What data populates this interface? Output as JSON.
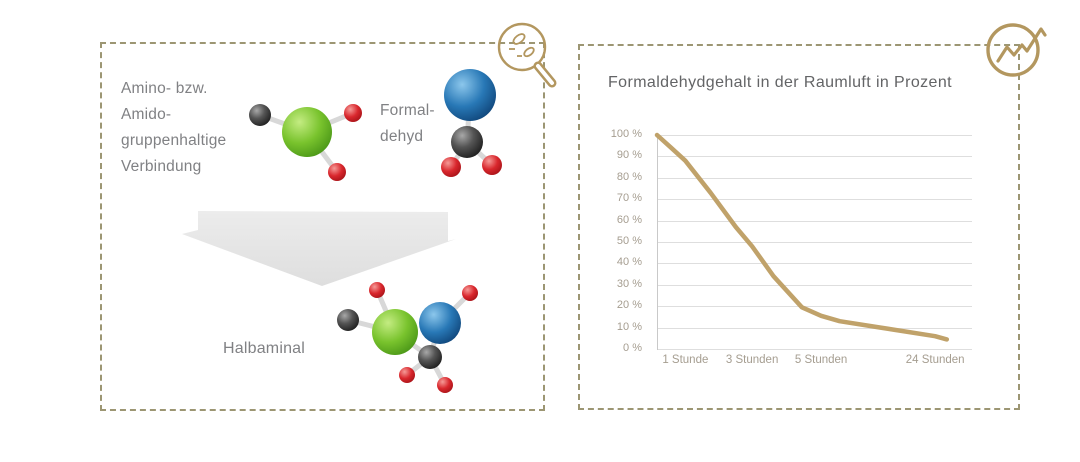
{
  "colors": {
    "accent_gold": "#b3975f",
    "border_dash": "#9c9673",
    "chart_line": "#c0a26a",
    "title_gray": "#636466",
    "text_gray": "#808184",
    "tick_gray": "#a59d90",
    "grid_gray": "#dedede",
    "axis_gray": "#c9c9c9",
    "arrow_gray": "#e4e4e5"
  },
  "left_panel": {
    "reactant_label_lines": [
      "Amino- bzw.",
      "Amido-",
      "gruppenhaltige",
      "Verbindung"
    ],
    "formaldehyde_label_lines": [
      "Formal-",
      "dehyd"
    ],
    "product_label": "Halbaminal",
    "icon": "molecules-magnifier-icon"
  },
  "right_panel": {
    "title": "Formaldehydgehalt in der Raumluft in Prozent",
    "icon": "trend-line-circle-icon"
  },
  "chart_data": {
    "type": "line",
    "title": "Formaldehydgehalt in der Raumluft in Prozent",
    "xlabel": "",
    "ylabel": "",
    "ylim": [
      0,
      100
    ],
    "grid": "horizontal",
    "legend": "none",
    "line_color": "#c0a26a",
    "y_tick_labels": [
      "100 %",
      "90 %",
      "80 %",
      "70 %",
      "60 %",
      "50 %",
      "40 %",
      "30 %",
      "20 %",
      "10 %",
      "0 %"
    ],
    "y_tick_values": [
      100,
      90,
      80,
      70,
      60,
      50,
      40,
      30,
      20,
      10,
      0
    ],
    "x_tick_labels": [
      "1 Stunde",
      "3 Stunden",
      "5 Stunden",
      "24 Stunden"
    ],
    "x_tick_positions": [
      0.09,
      0.302,
      0.521,
      0.883
    ],
    "values_at_ticks": {
      "1 Stunde": 88,
      "3 Stunden": 48,
      "5 Stunden": 15,
      "24 Stunden": 5
    },
    "points": [
      {
        "x": 0.0,
        "y": 100
      },
      {
        "x": 0.045,
        "y": 94
      },
      {
        "x": 0.09,
        "y": 88
      },
      {
        "x": 0.17,
        "y": 73
      },
      {
        "x": 0.25,
        "y": 57
      },
      {
        "x": 0.302,
        "y": 48
      },
      {
        "x": 0.37,
        "y": 34
      },
      {
        "x": 0.46,
        "y": 19.5
      },
      {
        "x": 0.521,
        "y": 15.5
      },
      {
        "x": 0.58,
        "y": 13
      },
      {
        "x": 0.71,
        "y": 10
      },
      {
        "x": 0.883,
        "y": 6
      },
      {
        "x": 0.92,
        "y": 4.5
      }
    ]
  }
}
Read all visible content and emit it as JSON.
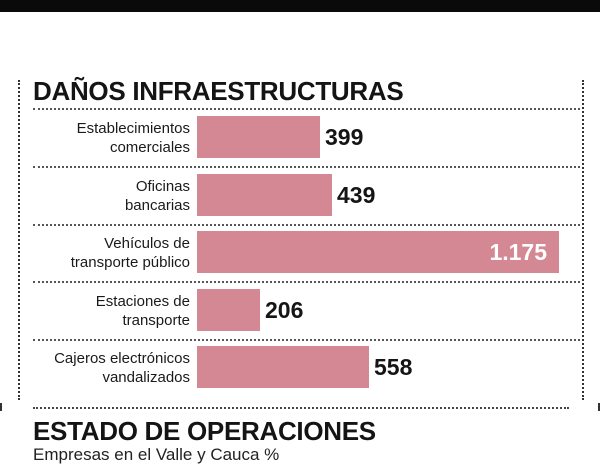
{
  "colors": {
    "bar": "#d48893",
    "text": "#111111",
    "bar_label_inside": "#ffffff"
  },
  "sections": {
    "next_title": "ESTADO DE OPERACIONES",
    "next_subtitle": "Empresas en el Valle y Cauca %"
  },
  "chart_data": {
    "type": "bar",
    "orientation": "horizontal",
    "title": "DAÑOS INFRAESTRUCTURAS",
    "xlabel": "",
    "ylabel": "",
    "xlim": [
      0,
      1175
    ],
    "grid": true,
    "categories": [
      "Establecimientos\ncomerciales",
      "Oficinas\nbancarias",
      "Vehículos de\ntransporte público",
      "Estaciones de\ntransporte",
      "Cajeros electrónicos\nvandalizados"
    ],
    "values": [
      399,
      439,
      1175,
      206,
      558
    ],
    "value_labels": [
      "399",
      "439",
      "1.175",
      "206",
      "558"
    ]
  }
}
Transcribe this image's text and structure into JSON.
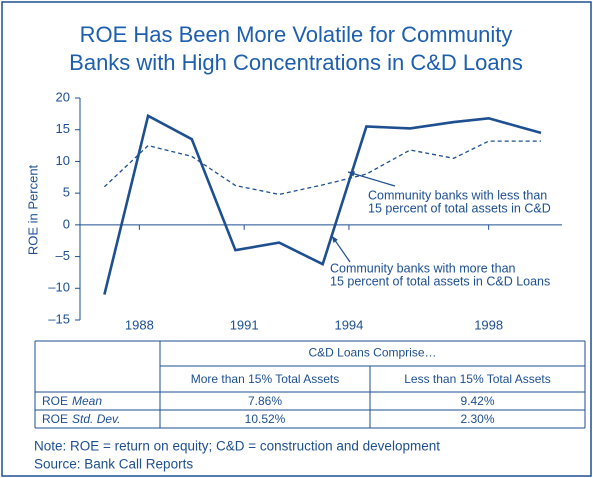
{
  "chart_data": {
    "type": "line",
    "title": [
      "ROE Has Been More Volatile for Community",
      "Banks with High Concentrations in C&D Loans"
    ],
    "ylabel": "ROE in Percent",
    "x": [
      1987,
      1988.25,
      1989.5,
      1990.75,
      1992,
      1993.25,
      1994.5,
      1995.75,
      1997,
      1998,
      1999.5
    ],
    "series": [
      {
        "name": "Community banks with more than 15 percent of total assets in C&D Loans",
        "color": "#1d4f91",
        "dash": false,
        "values": [
          -11,
          17.2,
          13.5,
          -4,
          -2.8,
          -6.2,
          15.5,
          15.2,
          16.2,
          16.8,
          14.5
        ]
      },
      {
        "name": "Community banks with less than 15 percent of total assets in C&D",
        "color": "#1d4f91",
        "dash": true,
        "values": [
          6,
          12.5,
          10.8,
          6.2,
          4.8,
          6.3,
          8,
          11.8,
          10.5,
          13.2,
          13.2
        ]
      }
    ],
    "annotations": [
      {
        "lines": [
          "Community banks with less than",
          "15 percent of total assets in C&D"
        ]
      },
      {
        "lines": [
          "Community banks with more than",
          "15 percent of total assets in C&D Loans"
        ]
      }
    ],
    "xlim": [
      1986.3,
      2000.1
    ],
    "xticks": [
      1988,
      1991,
      1994,
      1998
    ],
    "ylim": [
      -15,
      20
    ],
    "yticks": [
      {
        "value": -15,
        "label": "–15"
      },
      {
        "value": -10,
        "label": "–10"
      },
      {
        "value": -5,
        "label": "–5"
      },
      0,
      5,
      10,
      15,
      20
    ]
  },
  "table": {
    "group_header": "C&D Loans Comprise…",
    "columns": [
      "More than 15% Total Assets",
      "Less than 15% Total Assets"
    ],
    "rows": [
      {
        "label": "ROE",
        "label_em": "Mean",
        "cells": [
          "7.86%",
          "9.42%"
        ]
      },
      {
        "label": "ROE",
        "label_em": "Std. Dev.",
        "cells": [
          "10.52%",
          "2.30%"
        ]
      }
    ]
  },
  "notes": [
    "Note: ROE = return on equity; C&D = construction and development",
    "Source: Bank Call Reports"
  ]
}
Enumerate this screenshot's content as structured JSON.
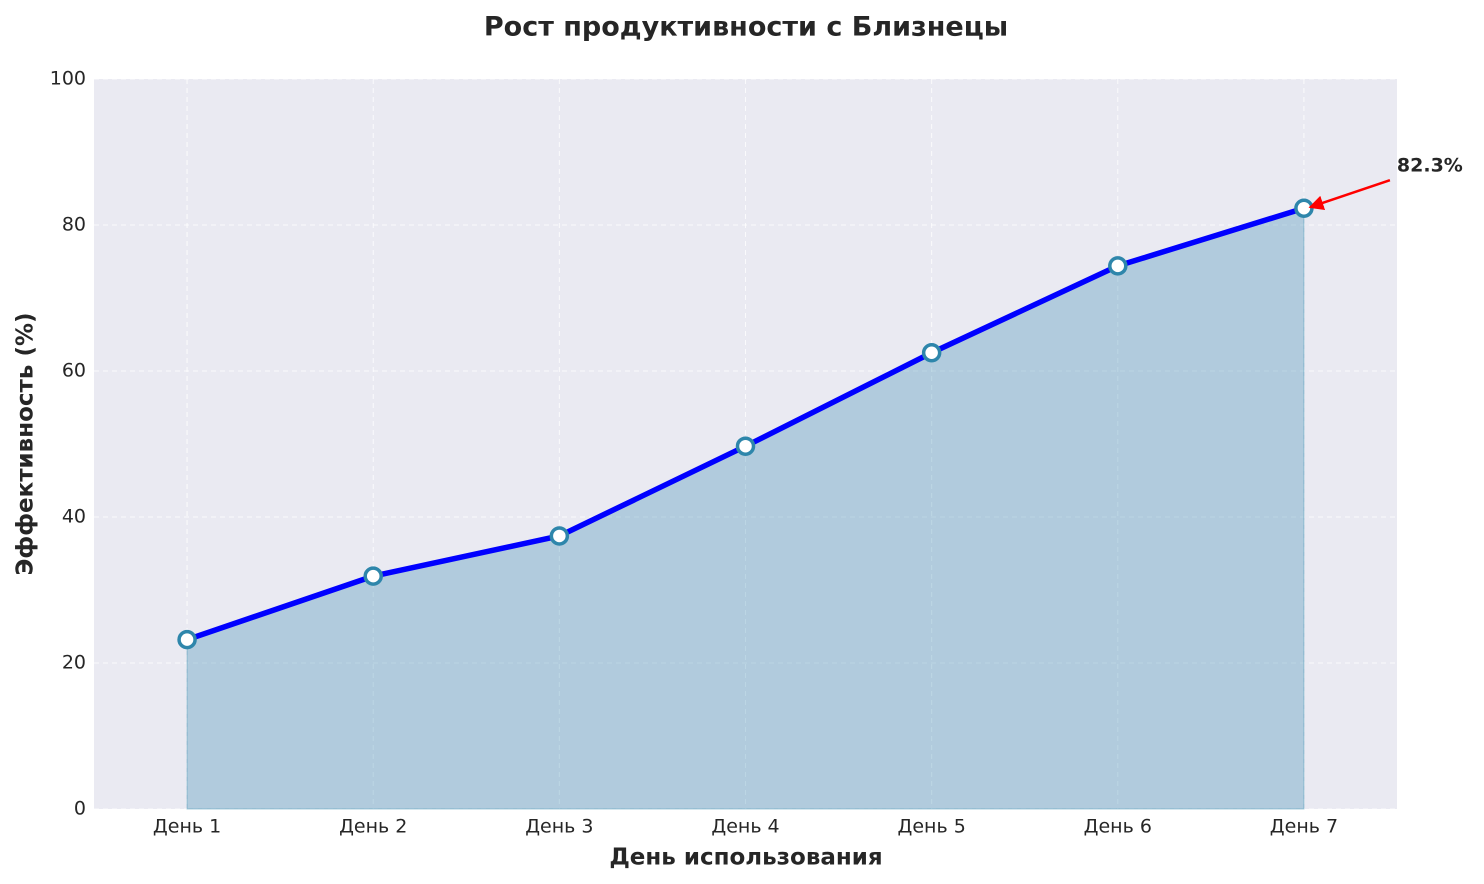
{
  "chart_data": {
    "type": "area",
    "title": "Рост продуктивности с Близнецы",
    "x_label": "День использования",
    "y_label": "Эффективность (%)",
    "categories": [
      "День 1",
      "День 2",
      "День 3",
      "День 4",
      "День 5",
      "День 6",
      "День 7"
    ],
    "values": [
      23.2,
      31.9,
      37.4,
      49.7,
      62.5,
      74.4,
      82.3
    ],
    "value_labels": [
      null,
      null,
      null,
      null,
      null,
      null,
      "82.3%"
    ],
    "line_color": "#0000ff",
    "fill_color": "#2e86ab",
    "marker_color": "#2e86ab",
    "annotation_color": "#ff0000",
    "ylim": [
      0,
      100
    ],
    "yticks": [
      0,
      20,
      40,
      60,
      80,
      100
    ],
    "grid": true
  }
}
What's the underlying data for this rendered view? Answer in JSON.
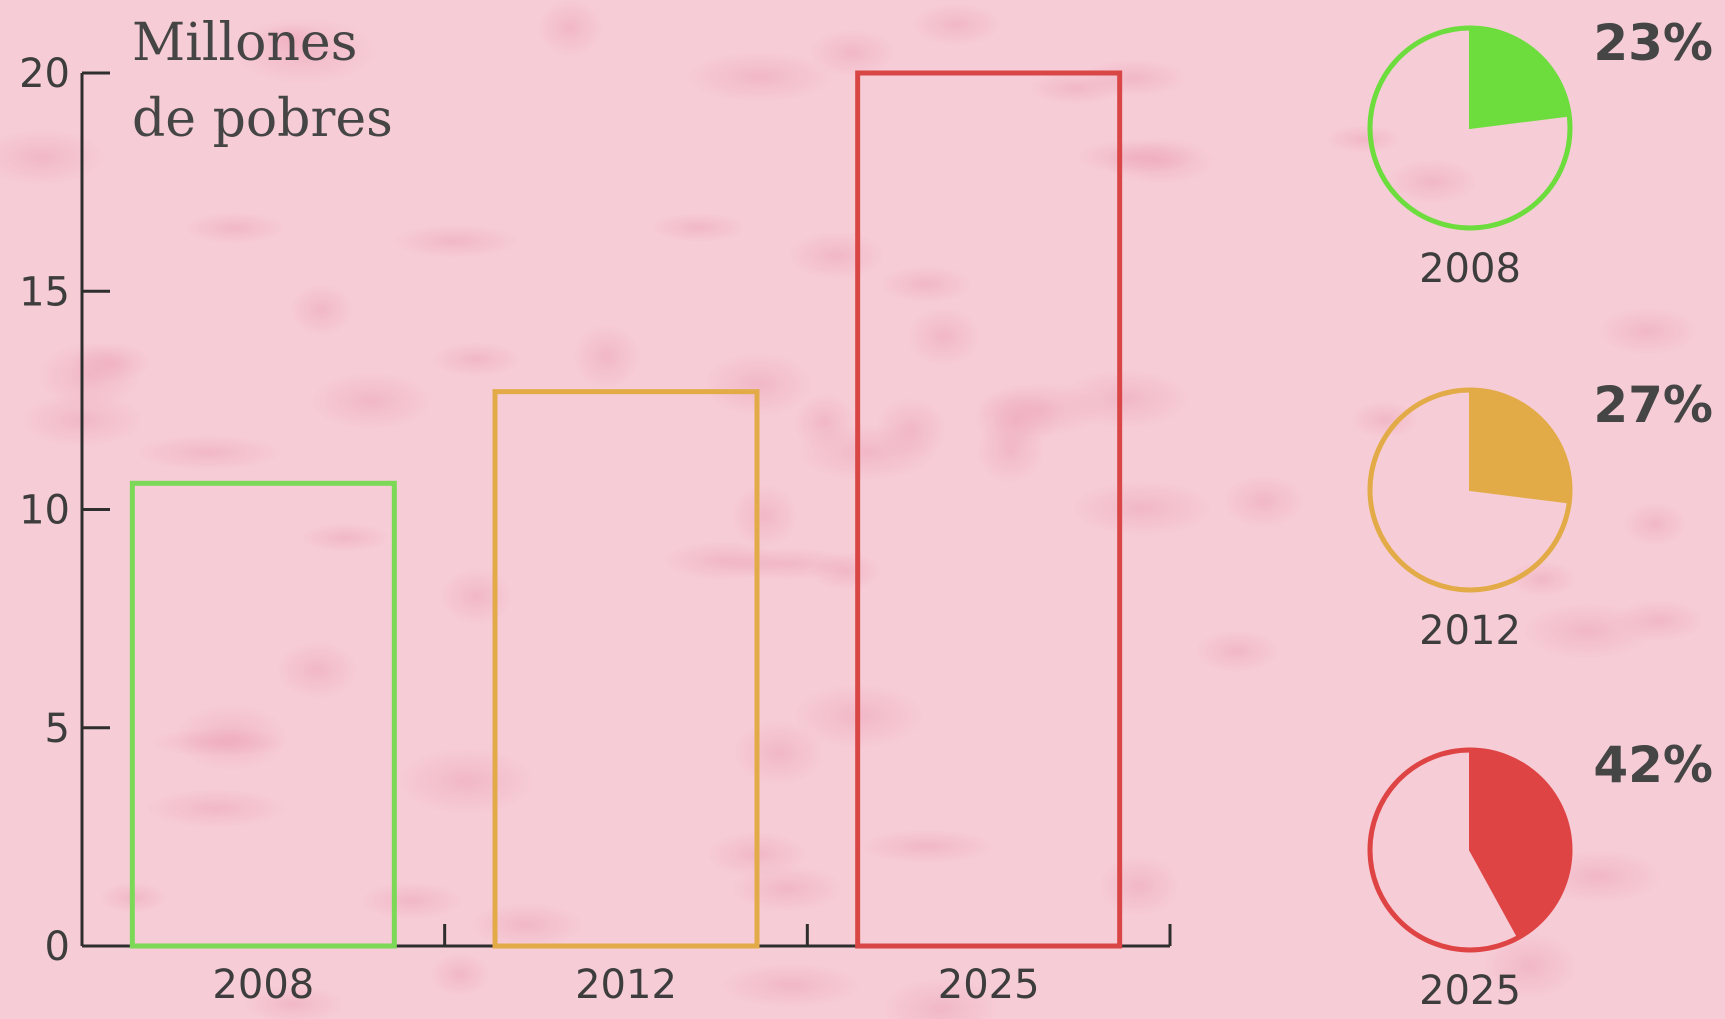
{
  "chart_data": [
    {
      "type": "bar",
      "title_lines": [
        "Millones",
        "de pobres"
      ],
      "categories": [
        "2008",
        "2012",
        "2025"
      ],
      "values": [
        10.6,
        12.7,
        20
      ],
      "ylim": [
        0,
        20
      ],
      "yticks": [
        "0",
        "5",
        "10",
        "15",
        "20"
      ],
      "colors": [
        "#7bd957",
        "#e2ab47",
        "#d94646"
      ],
      "grid": false
    },
    {
      "type": "pie",
      "categories": [
        "2008",
        "2012",
        "2025"
      ],
      "values": [
        23,
        27,
        42
      ],
      "labels": [
        "23%",
        "27%",
        "42%"
      ],
      "colors": [
        "#6ddd3e",
        "#e2ab47",
        "#df4444"
      ]
    }
  ]
}
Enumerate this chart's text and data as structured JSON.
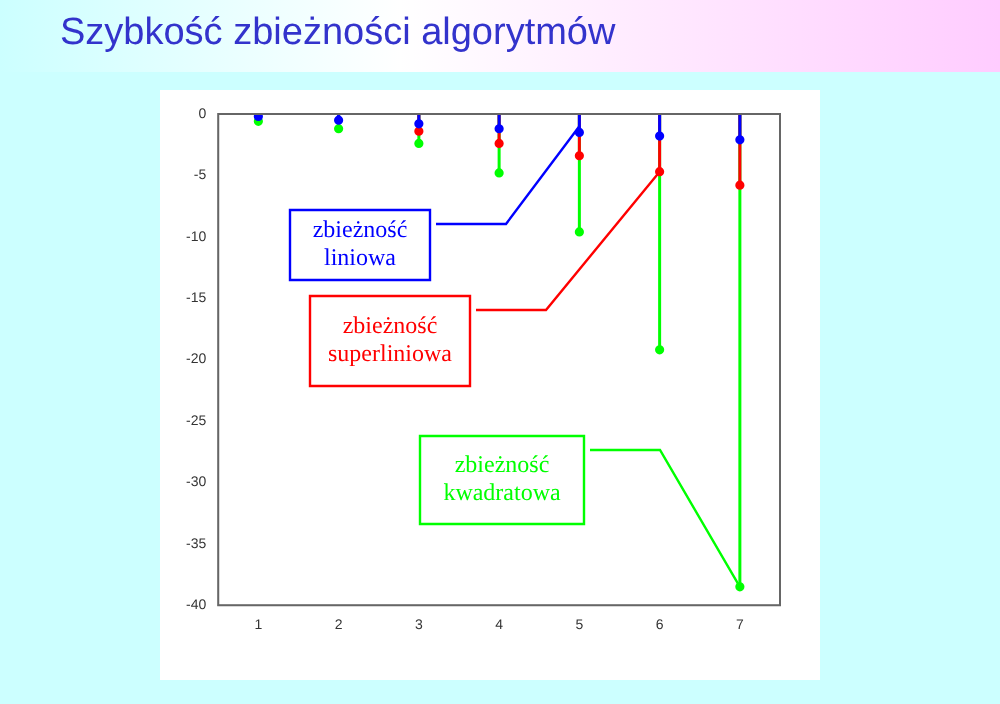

§

GOAL: Give the count of lines holding the word "icon", with no other words.

COMPLETED EXERCISE: 2